Instruction = All the data below goes into the copy word for word, but the pictures don't.

▶

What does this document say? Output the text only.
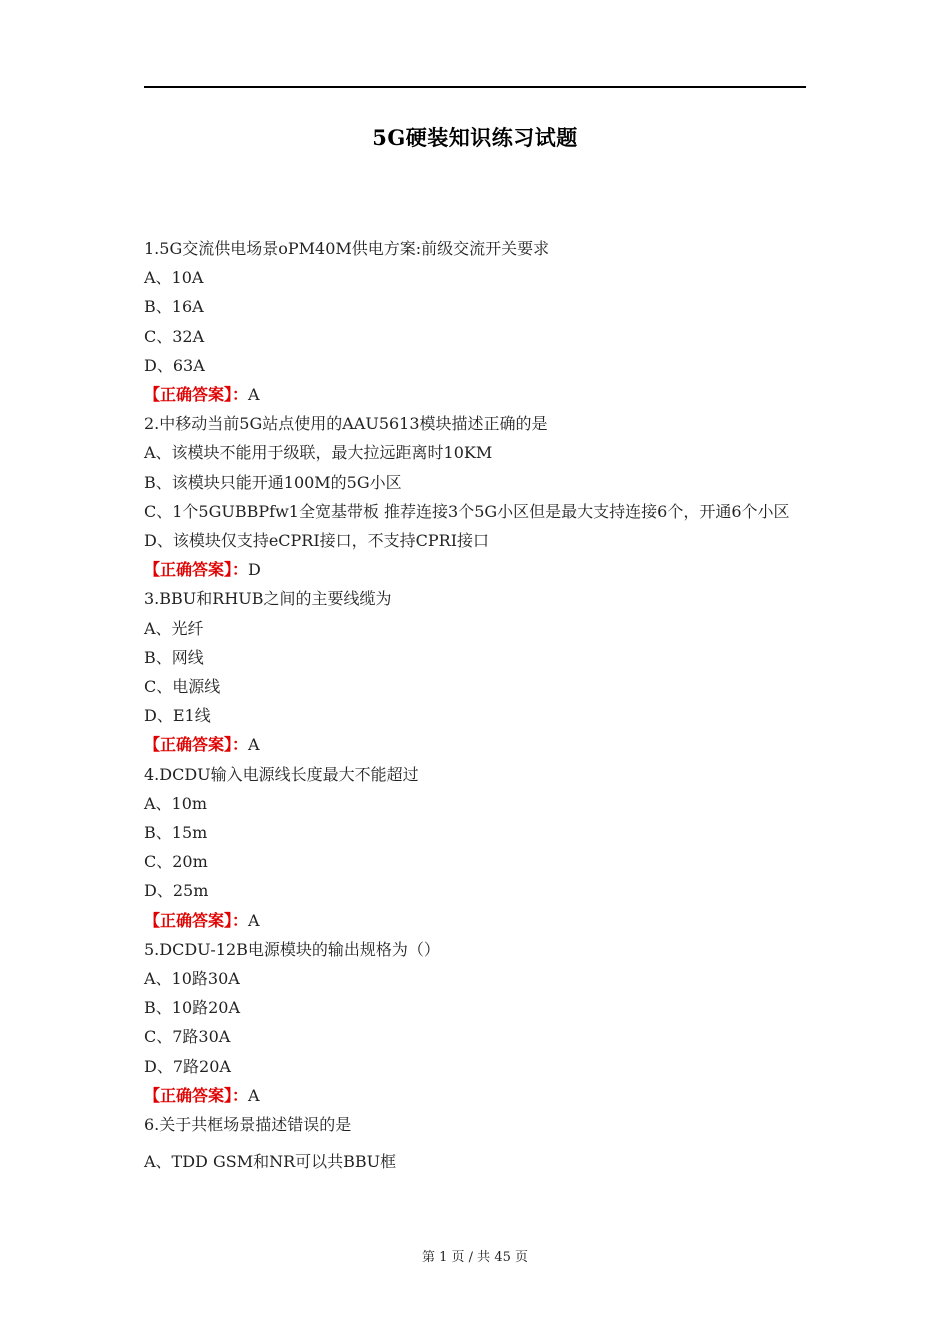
5G硬装知识练习试题
1.5G交流供电场景oPM40M供电方案:前级交流开关要求
A、10A
B、16A
C、32A
D、63A
【正确答案】：A
2.中移动当前5G站点使用的AAU5613模块描述正确的是
A、该模块不能用于级联，最大拉远距离时10KM
B、该模块只能开通100M的5G小区
C、1个5GUBBPfw1全宽基带板 推荐连接3个5G小区但是最大支持连接6个，开通6个小区
D、该模块仅支持eCPRI接口，不支持CPRI接口
【正确答案】：D
3.BBU和RHUB之间的主要线缆为
A、光纤
B、网线
C、电源线
D、E1线
【正确答案】：A
4.DCDU输入电源线长度最大不能超过
A、10m
B、15m
C、20m
D、25m
【正确答案】：A
5.DCDU-12B电源模块的输出规格为（）
A、10路30A
B、10路20A
C、7路30A
D、7路20A
【正确答案】：A
6.关于共框场景描述错误的是
A、TDD GSM和NR可以共BBU框
第 1 页 / 共 45 页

◀

Task result =
What does this document say? Output the text only.
5G硬装知识练习试题
1.5G交流供电场景oPM40M供电方案:前级交流开关要求
A、10A
B、16A
C、32A
D、63A
【正确答案】：A
2.中移动当前5G站点使用的AAU5613模块描述正确的是
A、该模块不能用于级联，最大拉远距离时10KM
B、该模块只能开通100M的5G小区
C、1个5GUBBPfw1全宽基带板 推荐连接3个5G小区但是最大支持连接6个，开通6个小区
D、该模块仅支持eCPRI接口，不支持CPRI接口
【正确答案】：D
3.BBU和RHUB之间的主要线缆为
A、光纤
B、网线
C、电源线
D、E1线
【正确答案】：A
4.DCDU输入电源线长度最大不能超过
A、10m
B、15m
C、20m
D、25m
【正确答案】：A
5.DCDU-12B电源模块的输出规格为（）
A、10路30A
B、10路20A
C、7路30A
D、7路20A
【正确答案】：A
6.关于共框场景描述错误的是
A、TDD GSM和NR可以共BBU框
第 1 页 / 共 45 页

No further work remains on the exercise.